**REQUEST:**
Read the material below and tally how many lines hold the word "Institute", giving the number and nothing else.

----

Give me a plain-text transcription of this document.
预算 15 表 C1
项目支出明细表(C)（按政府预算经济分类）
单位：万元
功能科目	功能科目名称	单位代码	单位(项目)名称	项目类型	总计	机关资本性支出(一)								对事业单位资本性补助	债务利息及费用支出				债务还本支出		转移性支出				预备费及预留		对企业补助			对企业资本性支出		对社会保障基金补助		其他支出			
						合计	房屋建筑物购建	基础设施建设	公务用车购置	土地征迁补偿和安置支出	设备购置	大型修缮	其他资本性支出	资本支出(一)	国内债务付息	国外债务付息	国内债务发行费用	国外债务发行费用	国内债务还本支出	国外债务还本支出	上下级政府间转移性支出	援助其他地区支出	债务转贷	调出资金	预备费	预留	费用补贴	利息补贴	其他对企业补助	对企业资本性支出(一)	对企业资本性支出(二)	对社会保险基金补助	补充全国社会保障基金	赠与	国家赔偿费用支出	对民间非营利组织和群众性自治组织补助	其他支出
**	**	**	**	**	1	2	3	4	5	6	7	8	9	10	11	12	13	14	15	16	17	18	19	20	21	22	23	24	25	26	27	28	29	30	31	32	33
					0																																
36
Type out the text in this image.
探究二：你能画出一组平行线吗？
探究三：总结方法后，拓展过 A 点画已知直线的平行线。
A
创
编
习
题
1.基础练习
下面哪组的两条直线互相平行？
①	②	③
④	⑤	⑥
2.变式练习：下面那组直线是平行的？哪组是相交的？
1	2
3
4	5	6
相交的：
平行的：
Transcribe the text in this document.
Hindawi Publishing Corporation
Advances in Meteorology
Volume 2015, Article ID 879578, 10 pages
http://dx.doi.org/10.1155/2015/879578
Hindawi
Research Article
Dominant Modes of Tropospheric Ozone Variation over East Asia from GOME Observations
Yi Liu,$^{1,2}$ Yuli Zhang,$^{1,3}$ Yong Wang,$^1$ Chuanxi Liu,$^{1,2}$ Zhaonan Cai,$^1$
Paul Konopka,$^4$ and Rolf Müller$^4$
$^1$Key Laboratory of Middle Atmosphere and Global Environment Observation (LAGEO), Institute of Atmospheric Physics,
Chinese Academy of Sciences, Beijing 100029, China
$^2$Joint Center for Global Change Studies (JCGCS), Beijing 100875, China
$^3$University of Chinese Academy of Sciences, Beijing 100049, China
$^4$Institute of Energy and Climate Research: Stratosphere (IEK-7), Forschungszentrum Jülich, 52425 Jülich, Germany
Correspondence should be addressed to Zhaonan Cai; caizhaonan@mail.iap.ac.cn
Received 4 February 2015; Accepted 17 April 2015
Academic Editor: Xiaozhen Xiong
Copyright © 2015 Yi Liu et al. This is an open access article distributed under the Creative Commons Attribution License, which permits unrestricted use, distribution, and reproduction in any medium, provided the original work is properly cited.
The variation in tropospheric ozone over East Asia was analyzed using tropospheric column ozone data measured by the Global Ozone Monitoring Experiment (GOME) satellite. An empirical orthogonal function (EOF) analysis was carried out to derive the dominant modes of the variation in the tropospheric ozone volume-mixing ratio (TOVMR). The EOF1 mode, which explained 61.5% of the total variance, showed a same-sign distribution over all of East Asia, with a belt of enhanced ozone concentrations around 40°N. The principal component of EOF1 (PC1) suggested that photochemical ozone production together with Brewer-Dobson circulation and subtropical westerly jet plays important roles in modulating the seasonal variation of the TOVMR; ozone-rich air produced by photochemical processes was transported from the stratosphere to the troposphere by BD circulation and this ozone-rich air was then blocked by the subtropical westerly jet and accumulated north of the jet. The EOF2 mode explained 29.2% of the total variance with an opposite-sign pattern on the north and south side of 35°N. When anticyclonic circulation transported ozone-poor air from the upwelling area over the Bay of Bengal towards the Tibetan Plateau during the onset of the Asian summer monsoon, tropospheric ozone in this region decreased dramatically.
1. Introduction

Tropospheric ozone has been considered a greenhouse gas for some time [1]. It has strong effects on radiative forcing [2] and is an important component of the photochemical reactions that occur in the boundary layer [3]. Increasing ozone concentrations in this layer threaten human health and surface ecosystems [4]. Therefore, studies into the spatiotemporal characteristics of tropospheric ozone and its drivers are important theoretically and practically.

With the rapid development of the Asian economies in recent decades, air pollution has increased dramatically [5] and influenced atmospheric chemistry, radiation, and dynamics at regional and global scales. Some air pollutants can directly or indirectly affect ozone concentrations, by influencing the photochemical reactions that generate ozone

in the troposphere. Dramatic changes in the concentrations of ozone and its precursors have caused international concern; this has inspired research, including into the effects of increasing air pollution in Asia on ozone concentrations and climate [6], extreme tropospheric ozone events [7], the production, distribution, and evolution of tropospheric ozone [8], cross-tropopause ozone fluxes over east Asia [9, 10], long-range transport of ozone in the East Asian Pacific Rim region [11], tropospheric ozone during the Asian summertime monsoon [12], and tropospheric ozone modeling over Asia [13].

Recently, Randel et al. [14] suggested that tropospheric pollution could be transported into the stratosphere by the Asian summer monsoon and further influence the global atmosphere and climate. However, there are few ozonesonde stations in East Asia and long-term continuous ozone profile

----

**FULL OUTPUT:**
2